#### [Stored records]
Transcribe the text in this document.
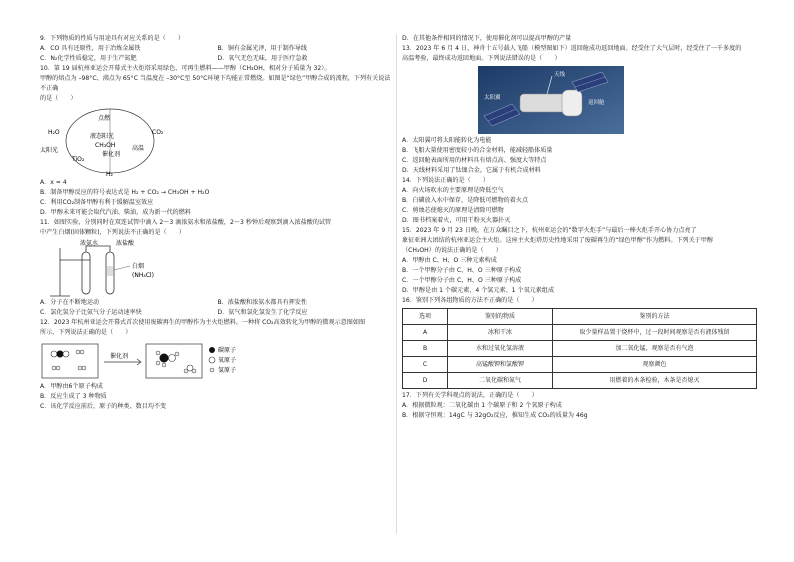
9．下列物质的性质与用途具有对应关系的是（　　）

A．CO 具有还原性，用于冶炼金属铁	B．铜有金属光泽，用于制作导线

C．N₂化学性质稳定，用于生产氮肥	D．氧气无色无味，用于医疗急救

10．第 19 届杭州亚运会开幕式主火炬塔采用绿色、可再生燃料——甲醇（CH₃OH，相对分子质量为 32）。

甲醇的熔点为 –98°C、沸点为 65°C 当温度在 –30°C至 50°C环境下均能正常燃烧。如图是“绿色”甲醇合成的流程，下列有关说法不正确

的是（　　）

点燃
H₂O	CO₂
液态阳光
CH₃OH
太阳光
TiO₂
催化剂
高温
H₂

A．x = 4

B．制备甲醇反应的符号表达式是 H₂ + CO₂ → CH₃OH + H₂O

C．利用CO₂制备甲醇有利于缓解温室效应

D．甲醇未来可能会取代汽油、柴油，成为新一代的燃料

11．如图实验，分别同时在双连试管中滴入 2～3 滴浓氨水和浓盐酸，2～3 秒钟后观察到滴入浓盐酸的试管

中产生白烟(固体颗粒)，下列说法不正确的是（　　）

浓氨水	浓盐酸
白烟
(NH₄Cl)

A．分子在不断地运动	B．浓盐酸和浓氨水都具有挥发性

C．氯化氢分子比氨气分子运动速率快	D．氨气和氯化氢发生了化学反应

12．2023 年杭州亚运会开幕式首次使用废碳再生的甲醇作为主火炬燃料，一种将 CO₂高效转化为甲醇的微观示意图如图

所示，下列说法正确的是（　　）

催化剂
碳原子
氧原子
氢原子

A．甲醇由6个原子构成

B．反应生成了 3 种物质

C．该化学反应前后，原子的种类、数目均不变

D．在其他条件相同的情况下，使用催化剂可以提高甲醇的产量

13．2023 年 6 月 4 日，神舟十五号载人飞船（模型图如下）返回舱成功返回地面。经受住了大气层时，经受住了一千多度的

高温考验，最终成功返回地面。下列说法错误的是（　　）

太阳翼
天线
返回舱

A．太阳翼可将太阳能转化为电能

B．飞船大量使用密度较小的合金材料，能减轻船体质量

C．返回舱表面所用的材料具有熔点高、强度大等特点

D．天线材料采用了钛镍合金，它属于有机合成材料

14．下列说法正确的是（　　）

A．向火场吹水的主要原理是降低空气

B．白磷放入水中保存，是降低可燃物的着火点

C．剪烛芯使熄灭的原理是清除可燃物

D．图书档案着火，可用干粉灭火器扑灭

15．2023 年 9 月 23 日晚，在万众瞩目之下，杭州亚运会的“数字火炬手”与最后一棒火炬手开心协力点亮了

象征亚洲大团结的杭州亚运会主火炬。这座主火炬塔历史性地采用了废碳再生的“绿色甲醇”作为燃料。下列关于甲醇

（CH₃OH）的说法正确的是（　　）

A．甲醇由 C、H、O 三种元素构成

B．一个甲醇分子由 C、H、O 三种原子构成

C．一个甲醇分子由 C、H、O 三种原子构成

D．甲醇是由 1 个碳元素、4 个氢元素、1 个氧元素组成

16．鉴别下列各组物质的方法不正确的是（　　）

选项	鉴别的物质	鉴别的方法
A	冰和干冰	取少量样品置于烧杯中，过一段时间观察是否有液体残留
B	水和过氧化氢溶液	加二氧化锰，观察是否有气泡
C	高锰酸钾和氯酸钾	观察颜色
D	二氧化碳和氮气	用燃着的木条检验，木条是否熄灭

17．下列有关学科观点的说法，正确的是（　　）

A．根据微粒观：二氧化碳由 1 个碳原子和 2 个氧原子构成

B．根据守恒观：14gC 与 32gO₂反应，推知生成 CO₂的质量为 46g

#### [Task instructions]
Give every record again exactly, apart from the pictures, which stay out.

#### [The solution]
Transcribe the text in this document.
9．下列物质的性质与用途具有对应关系的是（　　）

A．CO 具有还原性，用于冶炼金属铁	B．铜有金属光泽，用于制作导线

C．N₂化学性质稳定，用于生产氮肥	D．氧气无色无味，用于医疗急救

10．第 19 届杭州亚运会开幕式主火炬塔采用绿色、可再生燃料——甲醇（CH₃OH，相对分子质量为 32）。

甲醇的熔点为 –98°C、沸点为 65°C 当温度在 –30°C至 50°C环境下均能正常燃烧。如图是“绿色”甲醇合成的流程，下列有关说法不正确

的是（　　）

点燃
H₂O	CO₂
液态阳光
CH₃OH
太阳光
TiO₂
催化剂
高温
H₂

A．x = 4

B．制备甲醇反应的符号表达式是 H₂ + CO₂ → CH₃OH + H₂O

C．利用CO₂制备甲醇有利于缓解温室效应

D．甲醇未来可能会取代汽油、柴油，成为新一代的燃料

11．如图实验，分别同时在双连试管中滴入 2～3 滴浓氨水和浓盐酸，2～3 秒钟后观察到滴入浓盐酸的试管

中产生白烟(固体颗粒)，下列说法不正确的是（　　）

浓氨水	浓盐酸
白烟
(NH₄Cl)

A．分子在不断地运动	B．浓盐酸和浓氨水都具有挥发性

C．氯化氢分子比氨气分子运动速率快	D．氨气和氯化氢发生了化学反应

12．2023 年杭州亚运会开幕式首次使用废碳再生的甲醇作为主火炬燃料，一种将 CO₂高效转化为甲醇的微观示意图如图

所示，下列说法正确的是（　　）

催化剂
碳原子
氧原子
氢原子

A．甲醇由6个原子构成

B．反应生成了 3 种物质

C．该化学反应前后，原子的种类、数目均不变

D．在其他条件相同的情况下，使用催化剂可以提高甲醇的产量

13．2023 年 6 月 4 日，神舟十五号载人飞船（模型图如下）返回舱成功返回地面。经受住了大气层时，经受住了一千多度的

高温考验，最终成功返回地面。下列说法错误的是（　　）

太阳翼
天线
返回舱

A．太阳翼可将太阳能转化为电能

B．飞船大量使用密度较小的合金材料，能减轻船体质量

C．返回舱表面所用的材料具有熔点高、强度大等特点

D．天线材料采用了钛镍合金，它属于有机合成材料

14．下列说法正确的是（　　）

A．向火场吹水的主要原理是降低空气

B．白磷放入水中保存，是降低可燃物的着火点

C．剪烛芯使熄灭的原理是清除可燃物

D．图书档案着火，可用干粉灭火器扑灭

15．2023 年 9 月 23 日晚，在万众瞩目之下，杭州亚运会的“数字火炬手”与最后一棒火炬手开心协力点亮了

象征亚洲大团结的杭州亚运会主火炬。这座主火炬塔历史性地采用了废碳再生的“绿色甲醇”作为燃料。下列关于甲醇

（CH₃OH）的说法正确的是（　　）

A．甲醇由 C、H、O 三种元素构成

B．一个甲醇分子由 C、H、O 三种原子构成

C．一个甲醇分子由 C、H、O 三种原子构成

D．甲醇是由 1 个碳元素、4 个氢元素、1 个氧元素组成

16．鉴别下列各组物质的方法不正确的是（　　）

选项	鉴别的物质	鉴别的方法
A	冰和干冰	取少量样品置于烧杯中，过一段时间观察是否有液体残留
B	水和过氧化氢溶液	加二氧化锰，观察是否有气泡
C	高锰酸钾和氯酸钾	观察颜色
D	二氧化碳和氮气	用燃着的木条检验，木条是否熄灭

17．下列有关学科观点的说法，正确的是（　　）

A．根据微粒观：二氧化碳由 1 个碳原子和 2 个氧原子构成

B．根据守恒观：14gC 与 32gO₂反应，推知生成 CO₂的质量为 46g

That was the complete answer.